━━ MATERIAL SHOWN ━━

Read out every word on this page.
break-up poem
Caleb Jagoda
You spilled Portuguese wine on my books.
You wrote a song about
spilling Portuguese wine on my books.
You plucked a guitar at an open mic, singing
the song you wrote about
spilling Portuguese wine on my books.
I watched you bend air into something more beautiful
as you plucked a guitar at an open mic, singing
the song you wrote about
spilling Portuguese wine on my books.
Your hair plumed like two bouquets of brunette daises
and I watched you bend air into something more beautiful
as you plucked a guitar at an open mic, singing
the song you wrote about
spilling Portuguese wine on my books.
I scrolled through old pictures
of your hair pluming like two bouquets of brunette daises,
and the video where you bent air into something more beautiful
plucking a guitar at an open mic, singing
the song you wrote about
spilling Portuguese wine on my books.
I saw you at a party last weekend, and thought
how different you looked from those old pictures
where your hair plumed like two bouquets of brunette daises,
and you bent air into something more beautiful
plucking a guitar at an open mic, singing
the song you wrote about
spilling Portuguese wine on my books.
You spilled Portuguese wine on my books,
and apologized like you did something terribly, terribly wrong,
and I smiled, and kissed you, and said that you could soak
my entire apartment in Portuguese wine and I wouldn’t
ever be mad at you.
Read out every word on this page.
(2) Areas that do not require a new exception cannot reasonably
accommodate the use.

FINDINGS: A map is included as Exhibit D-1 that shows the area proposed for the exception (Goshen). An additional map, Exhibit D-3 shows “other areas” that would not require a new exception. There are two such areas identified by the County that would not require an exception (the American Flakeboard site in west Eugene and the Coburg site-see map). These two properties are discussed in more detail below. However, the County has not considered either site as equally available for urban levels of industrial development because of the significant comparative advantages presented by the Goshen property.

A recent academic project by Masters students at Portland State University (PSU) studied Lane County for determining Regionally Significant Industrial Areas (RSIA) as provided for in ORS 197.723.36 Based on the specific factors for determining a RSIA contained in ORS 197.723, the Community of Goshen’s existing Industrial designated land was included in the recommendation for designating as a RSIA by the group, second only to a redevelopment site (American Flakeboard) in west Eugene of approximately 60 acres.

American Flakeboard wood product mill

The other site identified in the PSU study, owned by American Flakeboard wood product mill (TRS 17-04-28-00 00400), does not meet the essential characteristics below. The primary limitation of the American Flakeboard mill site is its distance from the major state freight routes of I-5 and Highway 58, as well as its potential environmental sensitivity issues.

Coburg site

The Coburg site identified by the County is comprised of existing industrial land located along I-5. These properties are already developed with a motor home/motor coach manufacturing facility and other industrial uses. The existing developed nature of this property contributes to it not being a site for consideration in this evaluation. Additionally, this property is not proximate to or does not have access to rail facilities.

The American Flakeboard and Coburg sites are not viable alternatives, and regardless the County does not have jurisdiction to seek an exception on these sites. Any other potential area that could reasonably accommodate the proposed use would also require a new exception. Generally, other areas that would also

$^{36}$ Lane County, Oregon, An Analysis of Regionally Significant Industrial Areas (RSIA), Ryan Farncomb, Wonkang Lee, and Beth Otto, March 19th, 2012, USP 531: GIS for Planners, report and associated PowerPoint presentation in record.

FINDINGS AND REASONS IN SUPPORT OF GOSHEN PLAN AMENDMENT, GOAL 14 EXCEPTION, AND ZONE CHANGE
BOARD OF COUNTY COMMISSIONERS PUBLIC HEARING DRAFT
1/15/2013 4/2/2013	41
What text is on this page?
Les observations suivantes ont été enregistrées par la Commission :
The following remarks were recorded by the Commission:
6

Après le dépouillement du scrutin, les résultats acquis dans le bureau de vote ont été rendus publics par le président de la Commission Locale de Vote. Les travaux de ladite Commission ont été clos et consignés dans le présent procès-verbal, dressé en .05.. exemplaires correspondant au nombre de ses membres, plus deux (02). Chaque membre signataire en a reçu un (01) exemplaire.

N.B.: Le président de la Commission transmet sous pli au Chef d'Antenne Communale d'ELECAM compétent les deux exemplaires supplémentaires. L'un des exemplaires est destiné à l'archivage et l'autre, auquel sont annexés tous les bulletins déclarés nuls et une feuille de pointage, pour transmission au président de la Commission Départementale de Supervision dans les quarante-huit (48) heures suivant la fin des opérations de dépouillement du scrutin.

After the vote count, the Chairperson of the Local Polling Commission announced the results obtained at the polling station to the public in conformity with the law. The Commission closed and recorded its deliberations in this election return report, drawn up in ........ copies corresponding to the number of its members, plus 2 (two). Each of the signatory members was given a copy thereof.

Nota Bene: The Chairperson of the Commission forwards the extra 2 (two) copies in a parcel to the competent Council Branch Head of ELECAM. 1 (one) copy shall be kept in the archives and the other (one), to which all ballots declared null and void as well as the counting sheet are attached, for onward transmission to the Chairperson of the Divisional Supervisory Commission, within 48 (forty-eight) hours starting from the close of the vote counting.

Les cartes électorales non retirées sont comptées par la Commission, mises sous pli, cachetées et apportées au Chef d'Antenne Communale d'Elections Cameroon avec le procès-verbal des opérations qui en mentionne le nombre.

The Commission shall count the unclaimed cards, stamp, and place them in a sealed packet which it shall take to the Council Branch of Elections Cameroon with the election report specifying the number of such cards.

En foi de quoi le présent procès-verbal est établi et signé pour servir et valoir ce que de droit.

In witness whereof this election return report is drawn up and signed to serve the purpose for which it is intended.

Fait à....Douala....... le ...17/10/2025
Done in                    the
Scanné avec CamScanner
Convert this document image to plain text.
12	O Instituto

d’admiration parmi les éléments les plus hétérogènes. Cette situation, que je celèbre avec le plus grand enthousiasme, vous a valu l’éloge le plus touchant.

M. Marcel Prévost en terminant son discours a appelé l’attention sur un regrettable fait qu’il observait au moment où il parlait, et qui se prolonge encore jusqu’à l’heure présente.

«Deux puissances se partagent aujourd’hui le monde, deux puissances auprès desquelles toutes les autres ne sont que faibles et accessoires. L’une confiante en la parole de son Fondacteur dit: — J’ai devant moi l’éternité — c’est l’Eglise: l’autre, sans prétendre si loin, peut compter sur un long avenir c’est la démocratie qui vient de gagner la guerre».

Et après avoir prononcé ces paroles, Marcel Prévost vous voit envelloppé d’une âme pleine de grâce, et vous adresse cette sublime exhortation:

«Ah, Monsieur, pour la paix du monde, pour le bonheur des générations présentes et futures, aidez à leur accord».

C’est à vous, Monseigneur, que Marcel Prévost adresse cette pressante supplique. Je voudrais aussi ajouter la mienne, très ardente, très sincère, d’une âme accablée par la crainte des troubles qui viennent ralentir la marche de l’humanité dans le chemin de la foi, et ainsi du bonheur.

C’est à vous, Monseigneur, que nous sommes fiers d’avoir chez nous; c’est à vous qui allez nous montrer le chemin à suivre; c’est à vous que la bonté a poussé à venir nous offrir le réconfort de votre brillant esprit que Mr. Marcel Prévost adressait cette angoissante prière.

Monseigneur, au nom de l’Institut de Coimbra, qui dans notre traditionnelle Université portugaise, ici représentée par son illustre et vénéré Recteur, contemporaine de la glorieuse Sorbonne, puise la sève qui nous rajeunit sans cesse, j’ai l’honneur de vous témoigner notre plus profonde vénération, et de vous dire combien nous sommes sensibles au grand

━━━

INSTRUCTION: Every record should be repeated exactly; please leave none out.

EXPECTED ANSWER:
Read out every word on this page.
break-up poem
Caleb Jagoda
You spilled Portuguese wine on my books.
You wrote a song about
spilling Portuguese wine on my books.
You plucked a guitar at an open mic, singing
the song you wrote about
spilling Portuguese wine on my books.
I watched you bend air into something more beautiful
as you plucked a guitar at an open mic, singing
the song you wrote about
spilling Portuguese wine on my books.
Your hair plumed like two bouquets of brunette daises
and I watched you bend air into something more beautiful
as you plucked a guitar at an open mic, singing
the song you wrote about
spilling Portuguese wine on my books.
I scrolled through old pictures
of your hair pluming like two bouquets of brunette daises,
and the video where you bent air into something more beautiful
plucking a guitar at an open mic, singing
the song you wrote about
spilling Portuguese wine on my books.
I saw you at a party last weekend, and thought
how different you looked from those old pictures
where your hair plumed like two bouquets of brunette daises,
and you bent air into something more beautiful
plucking a guitar at an open mic, singing
the song you wrote about
spilling Portuguese wine on my books.
You spilled Portuguese wine on my books,
and apologized like you did something terribly, terribly wrong,
and I smiled, and kissed you, and said that you could soak
my entire apartment in Portuguese wine and I wouldn’t
ever be mad at you.
Read out every word on this page.
(2) Areas that do not require a new exception cannot reasonably
accommodate the use.

FINDINGS: A map is included as Exhibit D-1 that shows the area proposed for the exception (Goshen). An additional map, Exhibit D-3 shows “other areas” that would not require a new exception. There are two such areas identified by the County that would not require an exception (the American Flakeboard site in west Eugene and the Coburg site-see map). These two properties are discussed in more detail below. However, the County has not considered either site as equally available for urban levels of industrial development because of the significant comparative advantages presented by the Goshen property.

A recent academic project by Masters students at Portland State University (PSU) studied Lane County for determining Regionally Significant Industrial Areas (RSIA) as provided for in ORS 197.723.36 Based on the specific factors for determining a RSIA contained in ORS 197.723, the Community of Goshen’s existing Industrial designated land was included in the recommendation for designating as a RSIA by the group, second only to a redevelopment site (American Flakeboard) in west Eugene of approximately 60 acres.

American Flakeboard wood product mill

The other site identified in the PSU study, owned by American Flakeboard wood product mill (TRS 17-04-28-00 00400), does not meet the essential characteristics below. The primary limitation of the American Flakeboard mill site is its distance from the major state freight routes of I-5 and Highway 58, as well as its potential environmental sensitivity issues.

Coburg site

The Coburg site identified by the County is comprised of existing industrial land located along I-5. These properties are already developed with a motor home/motor coach manufacturing facility and other industrial uses. The existing developed nature of this property contributes to it not being a site for consideration in this evaluation. Additionally, this property is not proximate to or does not have access to rail facilities.

The American Flakeboard and Coburg sites are not viable alternatives, and regardless the County does not have jurisdiction to seek an exception on these sites. Any other potential area that could reasonably accommodate the proposed use would also require a new exception. Generally, other areas that would also

$^{36}$ Lane County, Oregon, An Analysis of Regionally Significant Industrial Areas (RSIA), Ryan Farncomb, Wonkang Lee, and Beth Otto, March 19th, 2012, USP 531: GIS for Planners, report and associated PowerPoint presentation in record.

FINDINGS AND REASONS IN SUPPORT OF GOSHEN PLAN AMENDMENT, GOAL 14 EXCEPTION, AND ZONE CHANGE
BOARD OF COUNTY COMMISSIONERS PUBLIC HEARING DRAFT
1/15/2013 4/2/2013	41
What text is on this page?
Les observations suivantes ont été enregistrées par la Commission :
The following remarks were recorded by the Commission:
6

Après le dépouillement du scrutin, les résultats acquis dans le bureau de vote ont été rendus publics par le président de la Commission Locale de Vote. Les travaux de ladite Commission ont été clos et consignés dans le présent procès-verbal, dressé en .05.. exemplaires correspondant au nombre de ses membres, plus deux (02). Chaque membre signataire en a reçu un (01) exemplaire.

N.B.: Le président de la Commission transmet sous pli au Chef d'Antenne Communale d'ELECAM compétent les deux exemplaires supplémentaires. L'un des exemplaires est destiné à l'archivage et l'autre, auquel sont annexés tous les bulletins déclarés nuls et une feuille de pointage, pour transmission au président de la Commission Départementale de Supervision dans les quarante-huit (48) heures suivant la fin des opérations de dépouillement du scrutin.

After the vote count, the Chairperson of the Local Polling Commission announced the results obtained at the polling station to the public in conformity with the law. The Commission closed and recorded its deliberations in this election return report, drawn up in ........ copies corresponding to the number of its members, plus 2 (two). Each of the signatory members was given a copy thereof.

Nota Bene: The Chairperson of the Commission forwards the extra 2 (two) copies in a parcel to the competent Council Branch Head of ELECAM. 1 (one) copy shall be kept in the archives and the other (one), to which all ballots declared null and void as well as the counting sheet are attached, for onward transmission to the Chairperson of the Divisional Supervisory Commission, within 48 (forty-eight) hours starting from the close of the vote counting.

Les cartes électorales non retirées sont comptées par la Commission, mises sous pli, cachetées et apportées au Chef d'Antenne Communale d'Elections Cameroon avec le procès-verbal des opérations qui en mentionne le nombre.

The Commission shall count the unclaimed cards, stamp, and place them in a sealed packet which it shall take to the Council Branch of Elections Cameroon with the election report specifying the number of such cards.

En foi de quoi le présent procès-verbal est établi et signé pour servir et valoir ce que de droit.

In witness whereof this election return report is drawn up and signed to serve the purpose for which it is intended.

Fait à....Douala....... le ...17/10/2025
Done in                    the
Scanné avec CamScanner
Convert this document image to plain text.
12	O Instituto

d’admiration parmi les éléments les plus hétérogènes. Cette situation, que je celèbre avec le plus grand enthousiasme, vous a valu l’éloge le plus touchant.

M. Marcel Prévost en terminant son discours a appelé l’attention sur un regrettable fait qu’il observait au moment où il parlait, et qui se prolonge encore jusqu’à l’heure présente.

«Deux puissances se partagent aujourd’hui le monde, deux puissances auprès desquelles toutes les autres ne sont que faibles et accessoires. L’une confiante en la parole de son Fondacteur dit: — J’ai devant moi l’éternité — c’est l’Eglise: l’autre, sans prétendre si loin, peut compter sur un long avenir c’est la démocratie qui vient de gagner la guerre».

Et après avoir prononcé ces paroles, Marcel Prévost vous voit envelloppé d’une âme pleine de grâce, et vous adresse cette sublime exhortation:

«Ah, Monsieur, pour la paix du monde, pour le bonheur des générations présentes et futures, aidez à leur accord».

C’est à vous, Monseigneur, que Marcel Prévost adresse cette pressante supplique. Je voudrais aussi ajouter la mienne, très ardente, très sincère, d’une âme accablée par la crainte des troubles qui viennent ralentir la marche de l’humanité dans le chemin de la foi, et ainsi du bonheur.

C’est à vous, Monseigneur, que nous sommes fiers d’avoir chez nous; c’est à vous qui allez nous montrer le chemin à suivre; c’est à vous que la bonté a poussé à venir nous offrir le réconfort de votre brillant esprit que Mr. Marcel Prévost adressait cette angoissante prière.

Monseigneur, au nom de l’Institut de Coimbra, qui dans notre traditionnelle Université portugaise, ici représentée par son illustre et vénéré Recteur, contemporaine de la glorieuse Sorbonne, puise la sève qui nous rajeunit sans cesse, j’ai l’honneur de vous témoigner notre plus profonde vénération, et de vous dire combien nous sommes sensibles au grand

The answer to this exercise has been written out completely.